• STATED GOAL
Read the data and repeat all of it exactly.

• MATERIAL SUPPLIED
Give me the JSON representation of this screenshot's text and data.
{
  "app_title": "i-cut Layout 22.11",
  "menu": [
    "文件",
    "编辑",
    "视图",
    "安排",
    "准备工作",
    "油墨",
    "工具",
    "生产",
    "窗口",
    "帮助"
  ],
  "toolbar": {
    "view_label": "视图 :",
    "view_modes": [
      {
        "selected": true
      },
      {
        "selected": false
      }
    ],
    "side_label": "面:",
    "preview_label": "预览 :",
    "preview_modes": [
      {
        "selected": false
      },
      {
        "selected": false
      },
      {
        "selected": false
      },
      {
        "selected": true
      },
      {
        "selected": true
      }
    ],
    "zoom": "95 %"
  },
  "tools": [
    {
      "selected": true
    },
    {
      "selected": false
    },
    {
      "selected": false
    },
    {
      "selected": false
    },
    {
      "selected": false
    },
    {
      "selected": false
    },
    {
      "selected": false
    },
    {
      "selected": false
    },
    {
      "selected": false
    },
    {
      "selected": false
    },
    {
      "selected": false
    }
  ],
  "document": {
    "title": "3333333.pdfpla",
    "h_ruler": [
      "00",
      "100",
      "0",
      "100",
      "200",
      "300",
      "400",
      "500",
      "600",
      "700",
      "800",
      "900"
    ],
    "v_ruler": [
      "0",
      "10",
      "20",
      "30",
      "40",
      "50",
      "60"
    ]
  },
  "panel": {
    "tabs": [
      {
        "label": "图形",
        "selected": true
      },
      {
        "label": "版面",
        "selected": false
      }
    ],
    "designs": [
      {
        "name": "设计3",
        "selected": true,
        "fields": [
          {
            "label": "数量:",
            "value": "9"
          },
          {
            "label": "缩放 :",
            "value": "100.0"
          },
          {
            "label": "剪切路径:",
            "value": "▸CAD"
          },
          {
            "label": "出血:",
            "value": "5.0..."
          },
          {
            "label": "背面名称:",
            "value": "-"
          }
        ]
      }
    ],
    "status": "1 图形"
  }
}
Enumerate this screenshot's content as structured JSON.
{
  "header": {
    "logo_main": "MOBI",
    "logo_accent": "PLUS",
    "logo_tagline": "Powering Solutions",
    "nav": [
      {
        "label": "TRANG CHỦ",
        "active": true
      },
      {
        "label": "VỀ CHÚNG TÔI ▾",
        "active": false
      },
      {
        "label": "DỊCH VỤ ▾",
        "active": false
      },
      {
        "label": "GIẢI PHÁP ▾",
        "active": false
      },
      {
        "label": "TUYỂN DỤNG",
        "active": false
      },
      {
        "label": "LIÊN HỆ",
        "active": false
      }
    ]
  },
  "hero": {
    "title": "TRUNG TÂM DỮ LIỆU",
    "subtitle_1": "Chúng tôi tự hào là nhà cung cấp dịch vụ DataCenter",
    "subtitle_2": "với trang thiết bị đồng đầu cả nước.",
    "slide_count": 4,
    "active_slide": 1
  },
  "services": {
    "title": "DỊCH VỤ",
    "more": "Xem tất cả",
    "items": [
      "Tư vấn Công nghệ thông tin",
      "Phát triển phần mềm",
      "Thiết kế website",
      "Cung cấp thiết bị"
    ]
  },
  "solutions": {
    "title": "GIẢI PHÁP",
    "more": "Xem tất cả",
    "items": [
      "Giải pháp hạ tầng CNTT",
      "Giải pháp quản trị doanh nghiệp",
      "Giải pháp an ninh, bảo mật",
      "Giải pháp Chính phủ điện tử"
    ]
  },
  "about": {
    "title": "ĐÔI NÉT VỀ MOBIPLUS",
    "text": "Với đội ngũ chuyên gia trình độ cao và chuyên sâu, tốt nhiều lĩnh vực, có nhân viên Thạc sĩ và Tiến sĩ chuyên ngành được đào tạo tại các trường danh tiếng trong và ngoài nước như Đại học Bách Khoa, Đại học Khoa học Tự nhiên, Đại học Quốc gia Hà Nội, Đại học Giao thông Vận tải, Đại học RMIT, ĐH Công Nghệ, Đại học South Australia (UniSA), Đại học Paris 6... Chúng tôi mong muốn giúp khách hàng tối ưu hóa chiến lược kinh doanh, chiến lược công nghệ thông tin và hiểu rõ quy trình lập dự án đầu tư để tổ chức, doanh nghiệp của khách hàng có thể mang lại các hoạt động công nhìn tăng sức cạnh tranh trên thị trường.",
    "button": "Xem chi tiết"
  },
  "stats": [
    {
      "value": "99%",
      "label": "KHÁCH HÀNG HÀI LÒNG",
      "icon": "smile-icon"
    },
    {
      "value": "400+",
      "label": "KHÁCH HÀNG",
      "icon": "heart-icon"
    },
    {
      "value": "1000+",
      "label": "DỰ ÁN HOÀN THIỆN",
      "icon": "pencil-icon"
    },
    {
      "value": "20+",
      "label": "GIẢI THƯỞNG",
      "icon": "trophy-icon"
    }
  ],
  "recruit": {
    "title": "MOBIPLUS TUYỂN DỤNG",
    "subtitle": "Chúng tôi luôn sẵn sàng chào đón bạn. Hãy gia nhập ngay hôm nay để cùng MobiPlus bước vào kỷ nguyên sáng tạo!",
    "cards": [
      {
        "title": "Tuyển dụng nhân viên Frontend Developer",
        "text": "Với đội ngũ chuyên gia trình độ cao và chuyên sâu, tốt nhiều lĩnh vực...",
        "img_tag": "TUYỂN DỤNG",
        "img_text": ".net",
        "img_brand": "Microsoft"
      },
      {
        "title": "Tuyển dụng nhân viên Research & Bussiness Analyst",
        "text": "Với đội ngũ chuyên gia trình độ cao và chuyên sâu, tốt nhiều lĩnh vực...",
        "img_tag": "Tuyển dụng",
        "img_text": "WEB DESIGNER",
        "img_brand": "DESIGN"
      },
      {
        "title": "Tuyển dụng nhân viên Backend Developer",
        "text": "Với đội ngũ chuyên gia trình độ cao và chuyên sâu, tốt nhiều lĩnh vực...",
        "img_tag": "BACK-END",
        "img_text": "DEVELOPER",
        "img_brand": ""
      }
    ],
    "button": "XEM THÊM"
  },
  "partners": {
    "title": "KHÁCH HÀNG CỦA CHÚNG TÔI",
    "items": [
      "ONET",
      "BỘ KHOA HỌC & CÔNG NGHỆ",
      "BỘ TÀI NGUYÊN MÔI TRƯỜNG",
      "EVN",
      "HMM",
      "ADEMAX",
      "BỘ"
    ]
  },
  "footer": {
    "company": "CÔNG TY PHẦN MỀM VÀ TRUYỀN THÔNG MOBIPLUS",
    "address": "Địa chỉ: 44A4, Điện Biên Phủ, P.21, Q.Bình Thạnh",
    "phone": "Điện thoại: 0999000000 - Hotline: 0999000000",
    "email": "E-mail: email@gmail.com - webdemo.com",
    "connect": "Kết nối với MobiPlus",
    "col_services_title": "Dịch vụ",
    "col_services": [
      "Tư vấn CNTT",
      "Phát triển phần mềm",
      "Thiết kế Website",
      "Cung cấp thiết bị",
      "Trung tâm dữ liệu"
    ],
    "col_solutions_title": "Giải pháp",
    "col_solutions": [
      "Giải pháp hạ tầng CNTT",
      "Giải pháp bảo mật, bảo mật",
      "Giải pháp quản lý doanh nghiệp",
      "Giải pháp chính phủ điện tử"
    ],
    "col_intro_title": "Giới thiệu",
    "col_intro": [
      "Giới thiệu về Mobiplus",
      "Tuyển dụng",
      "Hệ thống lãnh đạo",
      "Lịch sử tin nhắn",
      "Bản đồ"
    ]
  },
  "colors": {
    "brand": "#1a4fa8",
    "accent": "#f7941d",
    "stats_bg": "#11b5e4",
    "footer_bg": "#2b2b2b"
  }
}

• THE RESPONSE
Give me the JSON representation of this screenshot's text and data.
{
  "app_title": "i-cut Layout 22.11",
  "menu": [
    "文件",
    "编辑",
    "视图",
    "安排",
    "准备工作",
    "油墨",
    "工具",
    "生产",
    "窗口",
    "帮助"
  ],
  "toolbar": {
    "view_label": "视图 :",
    "view_modes": [
      {
        "selected": true
      },
      {
        "selected": false
      }
    ],
    "side_label": "面:",
    "preview_label": "预览 :",
    "preview_modes": [
      {
        "selected": false
      },
      {
        "selected": false
      },
      {
        "selected": false
      },
      {
        "selected": true
      },
      {
        "selected": true
      }
    ],
    "zoom": "95 %"
  },
  "tools": [
    {
      "selected": true
    },
    {
      "selected": false
    },
    {
      "selected": false
    },
    {
      "selected": false
    },
    {
      "selected": false
    },
    {
      "selected": false
    },
    {
      "selected": false
    },
    {
      "selected": false
    },
    {
      "selected": false
    },
    {
      "selected": false
    },
    {
      "selected": false
    }
  ],
  "document": {
    "title": "3333333.pdfpla",
    "h_ruler": [
      "00",
      "100",
      "0",
      "100",
      "200",
      "300",
      "400",
      "500",
      "600",
      "700",
      "800",
      "900"
    ],
    "v_ruler": [
      "0",
      "10",
      "20",
      "30",
      "40",
      "50",
      "60"
    ]
  },
  "panel": {
    "tabs": [
      {
        "label": "图形",
        "selected": true
      },
      {
        "label": "版面",
        "selected": false
      }
    ],
    "designs": [
      {
        "name": "设计3",
        "selected": true,
        "fields": [
          {
            "label": "数量:",
            "value": "9"
          },
          {
            "label": "缩放 :",
            "value": "100.0"
          },
          {
            "label": "剪切路径:",
            "value": "▸CAD"
          },
          {
            "label": "出血:",
            "value": "5.0..."
          },
          {
            "label": "背面名称:",
            "value": "-"
          }
        ]
      }
    ],
    "status": "1 图形"
  }
}
Enumerate this screenshot's content as structured JSON.
{
  "header": {
    "logo_main": "MOBI",
    "logo_accent": "PLUS",
    "logo_tagline": "Powering Solutions",
    "nav": [
      {
        "label": "TRANG CHỦ",
        "active": true
      },
      {
        "label": "VỀ CHÚNG TÔI ▾",
        "active": false
      },
      {
        "label": "DỊCH VỤ ▾",
        "active": false
      },
      {
        "label": "GIẢI PHÁP ▾",
        "active": false
      },
      {
        "label": "TUYỂN DỤNG",
        "active": false
      },
      {
        "label": "LIÊN HỆ",
        "active": false
      }
    ]
  },
  "hero": {
    "title": "TRUNG TÂM DỮ LIỆU",
    "subtitle_1": "Chúng tôi tự hào là nhà cung cấp dịch vụ DataCenter",
    "subtitle_2": "với trang thiết bị đồng đầu cả nước.",
    "slide_count": 4,
    "active_slide": 1
  },
  "services": {
    "title": "DỊCH VỤ",
    "more": "Xem tất cả",
    "items": [
      "Tư vấn Công nghệ thông tin",
      "Phát triển phần mềm",
      "Thiết kế website",
      "Cung cấp thiết bị"
    ]
  },
  "solutions": {
    "title": "GIẢI PHÁP",
    "more": "Xem tất cả",
    "items": [
      "Giải pháp hạ tầng CNTT",
      "Giải pháp quản trị doanh nghiệp",
      "Giải pháp an ninh, bảo mật",
      "Giải pháp Chính phủ điện tử"
    ]
  },
  "about": {
    "title": "ĐÔI NÉT VỀ MOBIPLUS",
    "text": "Với đội ngũ chuyên gia trình độ cao và chuyên sâu, tốt nhiều lĩnh vực, có nhân viên Thạc sĩ và Tiến sĩ chuyên ngành được đào tạo tại các trường danh tiếng trong và ngoài nước như Đại học Bách Khoa, Đại học Khoa học Tự nhiên, Đại học Quốc gia Hà Nội, Đại học Giao thông Vận tải, Đại học RMIT, ĐH Công Nghệ, Đại học South Australia (UniSA), Đại học Paris 6... Chúng tôi mong muốn giúp khách hàng tối ưu hóa chiến lược kinh doanh, chiến lược công nghệ thông tin và hiểu rõ quy trình lập dự án đầu tư để tổ chức, doanh nghiệp của khách hàng có thể mang lại các hoạt động công nhìn tăng sức cạnh tranh trên thị trường.",
    "button": "Xem chi tiết"
  },
  "stats": [
    {
      "value": "99%",
      "label": "KHÁCH HÀNG HÀI LÒNG",
      "icon": "smile-icon"
    },
    {
      "value": "400+",
      "label": "KHÁCH HÀNG",
      "icon": "heart-icon"
    },
    {
      "value": "1000+",
      "label": "DỰ ÁN HOÀN THIỆN",
      "icon": "pencil-icon"
    },
    {
      "value": "20+",
      "label": "GIẢI THƯỞNG",
      "icon": "trophy-icon"
    }
  ],
  "recruit": {
    "title": "MOBIPLUS TUYỂN DỤNG",
    "subtitle": "Chúng tôi luôn sẵn sàng chào đón bạn. Hãy gia nhập ngay hôm nay để cùng MobiPlus bước vào kỷ nguyên sáng tạo!",
    "cards": [
      {
        "title": "Tuyển dụng nhân viên Frontend Developer",
        "text": "Với đội ngũ chuyên gia trình độ cao và chuyên sâu, tốt nhiều lĩnh vực...",
        "img_tag": "TUYỂN DỤNG",
        "img_text": ".net",
        "img_brand": "Microsoft"
      },
      {
        "title": "Tuyển dụng nhân viên Research & Bussiness Analyst",
        "text": "Với đội ngũ chuyên gia trình độ cao và chuyên sâu, tốt nhiều lĩnh vực...",
        "img_tag": "Tuyển dụng",
        "img_text": "WEB DESIGNER",
        "img_brand": "DESIGN"
      },
      {
        "title": "Tuyển dụng nhân viên Backend Developer",
        "text": "Với đội ngũ chuyên gia trình độ cao và chuyên sâu, tốt nhiều lĩnh vực...",
        "img_tag": "BACK-END",
        "img_text": "DEVELOPER",
        "img_brand": ""
      }
    ],
    "button": "XEM THÊM"
  },
  "partners": {
    "title": "KHÁCH HÀNG CỦA CHÚNG TÔI",
    "items": [
      "ONET",
      "BỘ KHOA HỌC & CÔNG NGHỆ",
      "BỘ TÀI NGUYÊN MÔI TRƯỜNG",
      "EVN",
      "HMM",
      "ADEMAX",
      "BỘ"
    ]
  },
  "footer": {
    "company": "CÔNG TY PHẦN MỀM VÀ TRUYỀN THÔNG MOBIPLUS",
    "address": "Địa chỉ: 44A4, Điện Biên Phủ, P.21, Q.Bình Thạnh",
    "phone": "Điện thoại: 0999000000 - Hotline: 0999000000",
    "email": "E-mail: email@gmail.com - webdemo.com",
    "connect": "Kết nối với MobiPlus",
    "col_services_title": "Dịch vụ",
    "col_services": [
      "Tư vấn CNTT",
      "Phát triển phần mềm",
      "Thiết kế Website",
      "Cung cấp thiết bị",
      "Trung tâm dữ liệu"
    ],
    "col_solutions_title": "Giải pháp",
    "col_solutions": [
      "Giải pháp hạ tầng CNTT",
      "Giải pháp bảo mật, bảo mật",
      "Giải pháp quản lý doanh nghiệp",
      "Giải pháp chính phủ điện tử"
    ],
    "col_intro_title": "Giới thiệu",
    "col_intro": [
      "Giới thiệu về Mobiplus",
      "Tuyển dụng",
      "Hệ thống lãnh đạo",
      "Lịch sử tin nhắn",
      "Bản đồ"
    ]
  },
  "colors": {
    "brand": "#1a4fa8",
    "accent": "#f7941d",
    "stats_bg": "#11b5e4",
    "footer_bg": "#2b2b2b"
  }
}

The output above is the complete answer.